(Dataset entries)
--- BEGIN ---
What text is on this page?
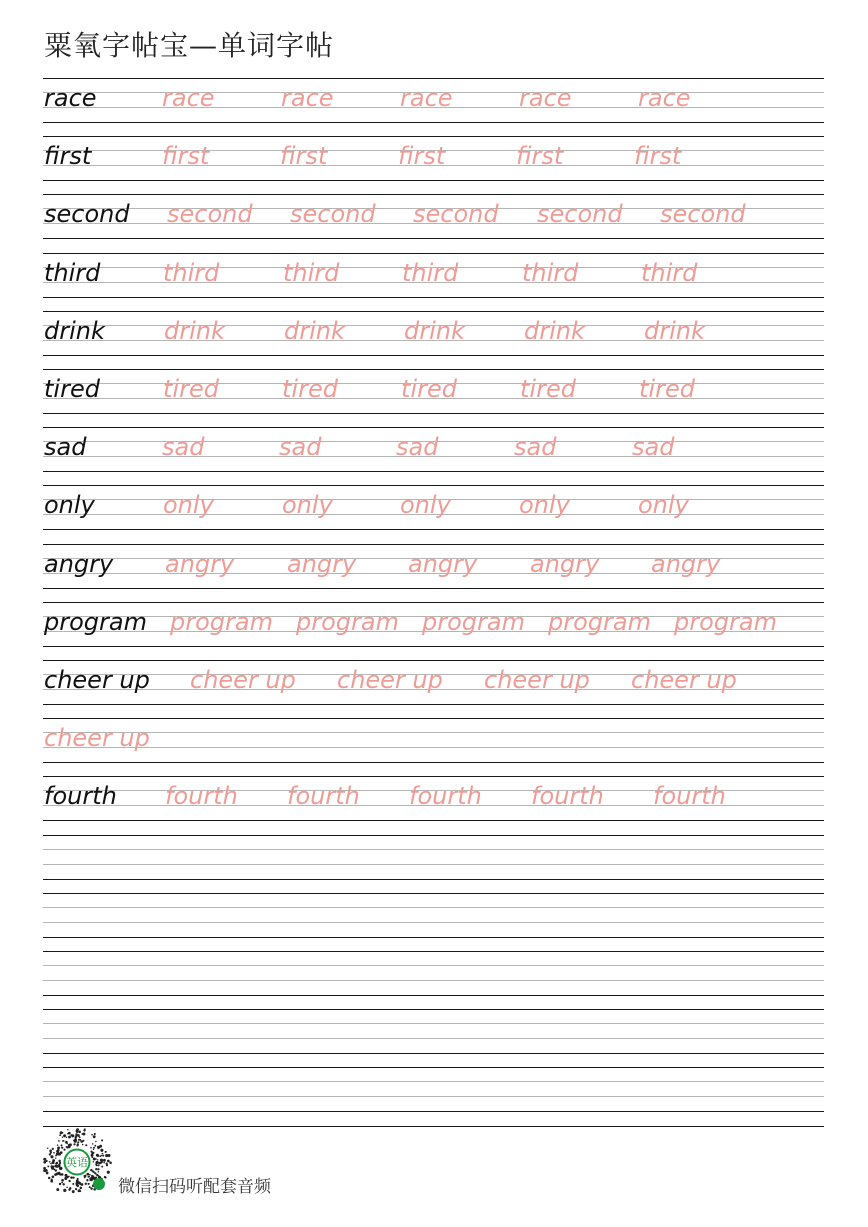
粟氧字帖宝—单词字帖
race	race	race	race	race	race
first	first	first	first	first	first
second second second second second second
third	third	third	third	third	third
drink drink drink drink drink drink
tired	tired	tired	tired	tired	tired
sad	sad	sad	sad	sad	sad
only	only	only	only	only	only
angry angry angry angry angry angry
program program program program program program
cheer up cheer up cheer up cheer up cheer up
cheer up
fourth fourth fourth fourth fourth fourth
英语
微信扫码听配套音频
--- END ---
- _What you will do_: Output the lines above in full and exactly as given, omitting any pictures.

- _Written answer_:
What text is on this page?
粟氧字帖宝—单词字帖
race	race	race	race	race	race
first	first	first	first	first	first
second second second second second second
third	third	third	third	third	third
drink drink drink drink drink drink
tired	tired	tired	tired	tired	tired
sad	sad	sad	sad	sad	sad
only	only	only	only	only	only
angry angry angry angry angry angry
program program program program program program
cheer up cheer up cheer up cheer up cheer up
cheer up
fourth fourth fourth fourth fourth fourth
英语
微信扫码听配套音频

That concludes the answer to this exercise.